--- PROVIDED ENTRIES ---

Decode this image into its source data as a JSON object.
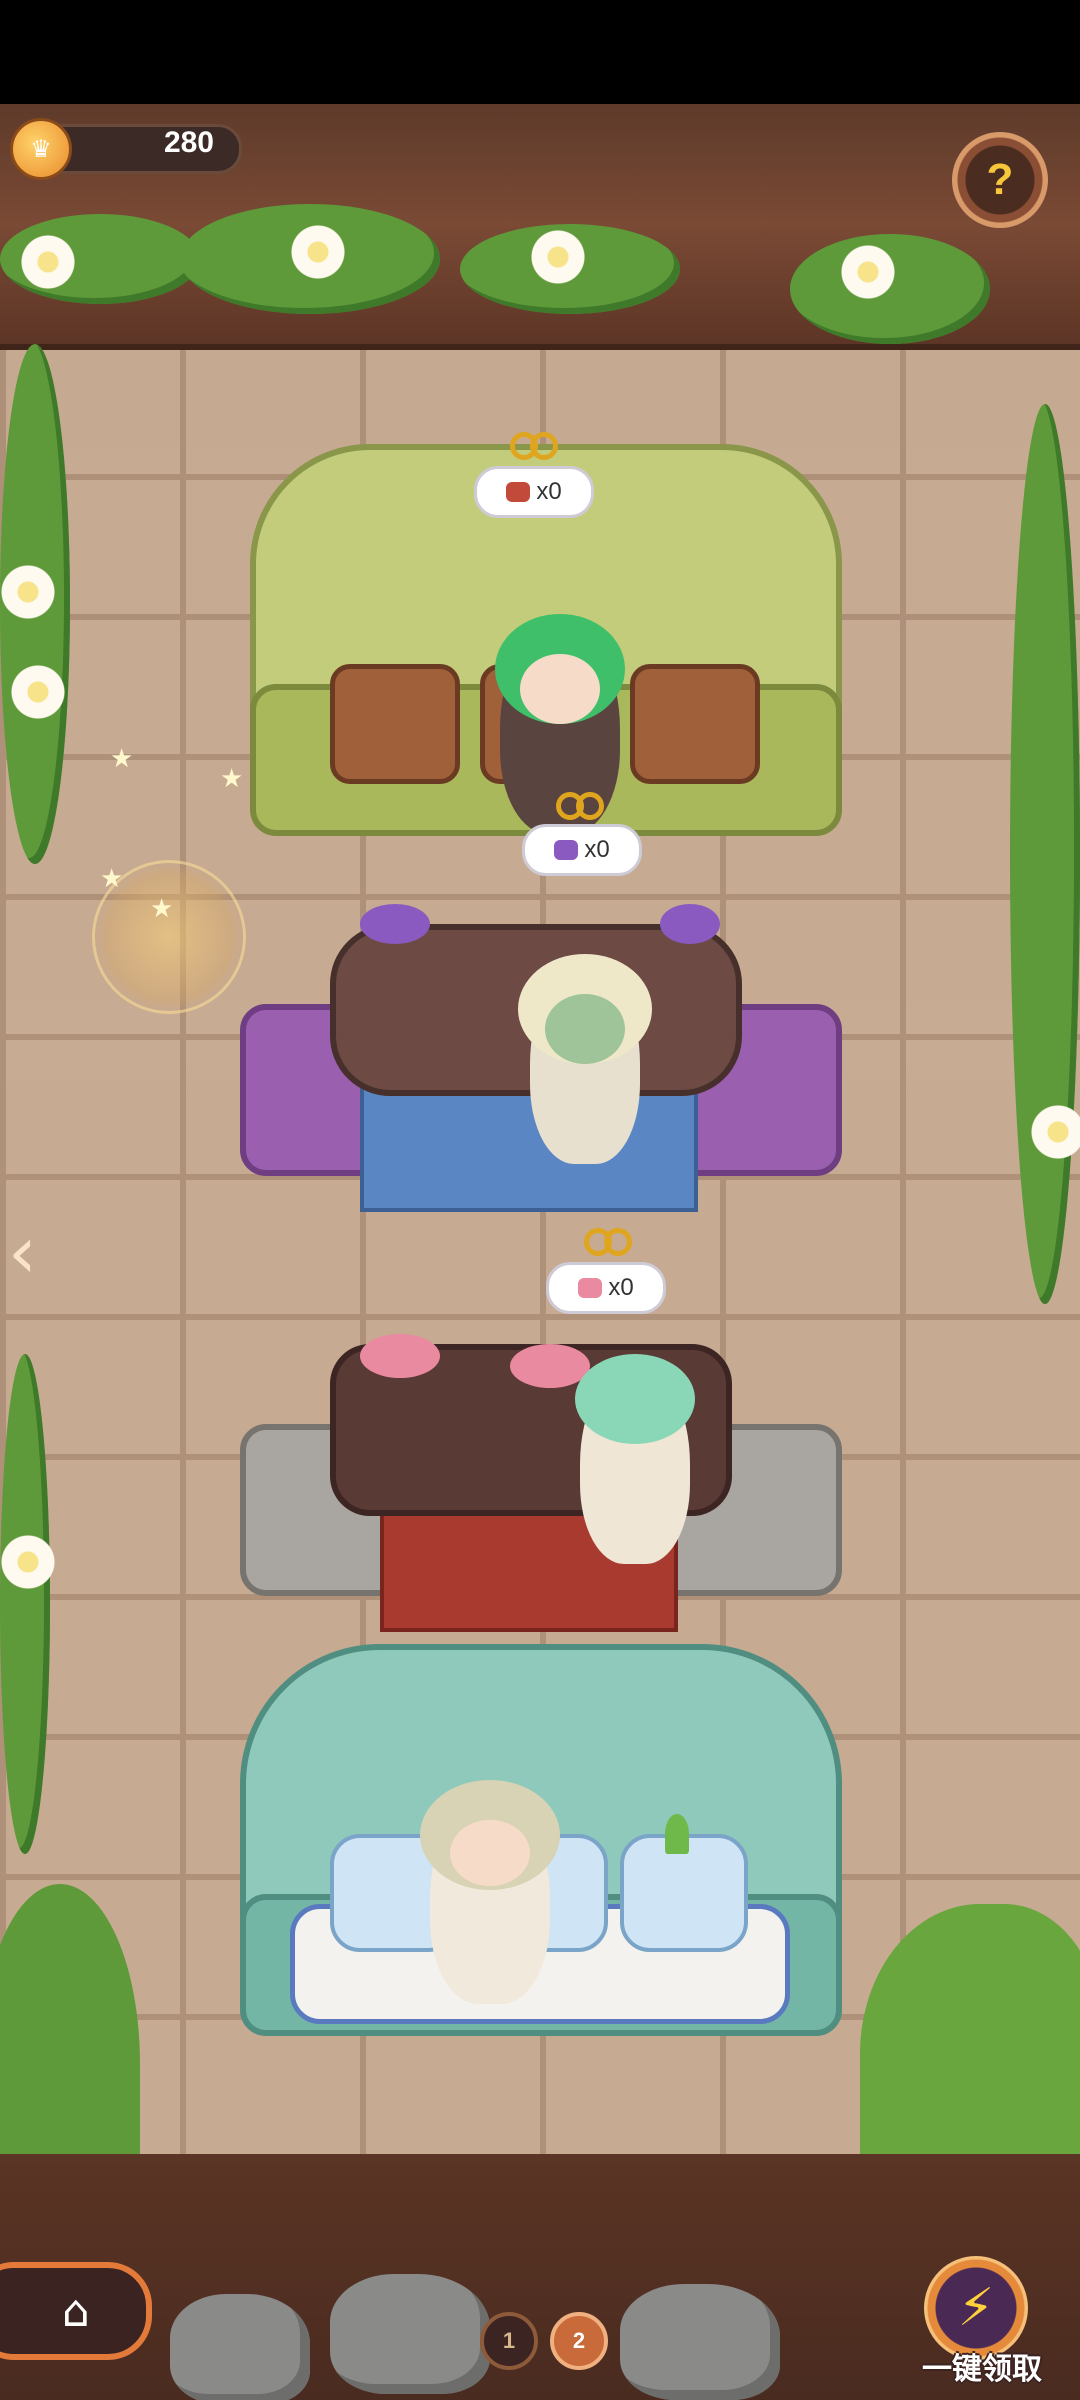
{
  "status_bar": {},
  "currency": {
    "icon": "crown-coin-icon",
    "value": "280"
  },
  "help_button": {
    "icon": "help-sprout-icon",
    "label": "?"
  },
  "stations": [
    {
      "name": "forge",
      "key_icon": "golden-key-icon",
      "item_icon": "red-ore-icon",
      "count": "x0",
      "bench_color": "#b7c46a"
    },
    {
      "name": "mushroom-log",
      "key_icon": "golden-key-icon",
      "item_icon": "purple-mushroom-icon",
      "count": "x0",
      "bench_color": "#9b5fb0"
    },
    {
      "name": "fungus-log",
      "key_icon": "golden-key-icon",
      "item_icon": "pink-fungus-icon",
      "count": "x0",
      "bench_color": "#a19d99"
    },
    {
      "name": "sprout-pots",
      "key_icon": "golden-key-icon",
      "item_icon": "sprout-icon",
      "count": "",
      "bench_color": "#74b6a6"
    }
  ],
  "navigation": {
    "left_arrow": "‹",
    "home_icon": "⌂"
  },
  "pages": [
    "1",
    "2"
  ],
  "collect_all": {
    "icon": "lightning-icon",
    "glyph": "⚡",
    "label": "一键领取"
  }
}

---

**SET PROBLEM**
Write the listing out a second time exactly, dropping all images.

**CORRECT RESPONSE**
Decode this image into its source data as a JSON object.
{
  "status_bar": {},
  "currency": {
    "icon": "crown-coin-icon",
    "value": "280"
  },
  "help_button": {
    "icon": "help-sprout-icon",
    "label": "?"
  },
  "stations": [
    {
      "name": "forge",
      "key_icon": "golden-key-icon",
      "item_icon": "red-ore-icon",
      "count": "x0",
      "bench_color": "#b7c46a"
    },
    {
      "name": "mushroom-log",
      "key_icon": "golden-key-icon",
      "item_icon": "purple-mushroom-icon",
      "count": "x0",
      "bench_color": "#9b5fb0"
    },
    {
      "name": "fungus-log",
      "key_icon": "golden-key-icon",
      "item_icon": "pink-fungus-icon",
      "count": "x0",
      "bench_color": "#a19d99"
    },
    {
      "name": "sprout-pots",
      "key_icon": "golden-key-icon",
      "item_icon": "sprout-icon",
      "count": "",
      "bench_color": "#74b6a6"
    }
  ],
  "navigation": {
    "left_arrow": "‹",
    "home_icon": "⌂"
  },
  "pages": [
    "1",
    "2"
  ],
  "collect_all": {
    "icon": "lightning-icon",
    "glyph": "⚡",
    "label": "一键领取"
  }
}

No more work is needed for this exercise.